• YOUR OBJECTIVE: Say how many lines in the data below contain the word "true", and give no other text.
# # #
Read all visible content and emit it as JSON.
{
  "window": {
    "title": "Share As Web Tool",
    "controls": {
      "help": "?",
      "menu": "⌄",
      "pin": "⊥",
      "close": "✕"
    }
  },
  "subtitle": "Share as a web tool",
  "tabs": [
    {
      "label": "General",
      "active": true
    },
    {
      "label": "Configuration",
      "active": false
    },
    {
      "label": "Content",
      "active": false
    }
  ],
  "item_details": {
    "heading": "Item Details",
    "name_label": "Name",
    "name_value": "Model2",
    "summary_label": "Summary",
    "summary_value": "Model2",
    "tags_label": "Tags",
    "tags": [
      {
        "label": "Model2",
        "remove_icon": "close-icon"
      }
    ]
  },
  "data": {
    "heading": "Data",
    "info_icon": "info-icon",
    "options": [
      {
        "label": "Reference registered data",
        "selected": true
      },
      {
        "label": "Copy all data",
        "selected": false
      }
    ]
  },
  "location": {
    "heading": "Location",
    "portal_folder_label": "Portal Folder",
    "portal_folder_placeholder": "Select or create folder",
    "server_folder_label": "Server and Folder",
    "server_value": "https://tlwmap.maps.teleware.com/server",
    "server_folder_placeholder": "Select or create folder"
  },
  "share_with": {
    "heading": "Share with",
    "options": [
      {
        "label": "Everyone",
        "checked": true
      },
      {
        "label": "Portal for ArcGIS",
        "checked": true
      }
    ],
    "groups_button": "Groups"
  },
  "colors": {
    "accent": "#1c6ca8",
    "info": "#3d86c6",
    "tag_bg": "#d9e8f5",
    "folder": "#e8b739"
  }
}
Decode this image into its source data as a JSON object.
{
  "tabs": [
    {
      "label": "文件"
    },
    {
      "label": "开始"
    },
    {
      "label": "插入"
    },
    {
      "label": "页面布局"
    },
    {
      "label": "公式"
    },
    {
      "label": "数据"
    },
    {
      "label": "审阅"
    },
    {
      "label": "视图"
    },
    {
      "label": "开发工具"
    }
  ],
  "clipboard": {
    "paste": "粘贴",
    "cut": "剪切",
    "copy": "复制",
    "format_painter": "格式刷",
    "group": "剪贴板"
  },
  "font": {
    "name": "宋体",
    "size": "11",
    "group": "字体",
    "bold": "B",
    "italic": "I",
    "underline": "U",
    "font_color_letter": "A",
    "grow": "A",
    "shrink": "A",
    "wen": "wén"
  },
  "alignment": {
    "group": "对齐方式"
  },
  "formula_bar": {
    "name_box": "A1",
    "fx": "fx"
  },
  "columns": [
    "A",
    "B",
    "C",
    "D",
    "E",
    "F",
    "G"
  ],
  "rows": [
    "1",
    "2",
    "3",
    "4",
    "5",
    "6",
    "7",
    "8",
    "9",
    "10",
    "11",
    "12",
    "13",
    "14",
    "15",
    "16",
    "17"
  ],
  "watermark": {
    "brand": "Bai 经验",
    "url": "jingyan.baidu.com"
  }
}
# # #
• OUTPUT FOR THIS TASK: 4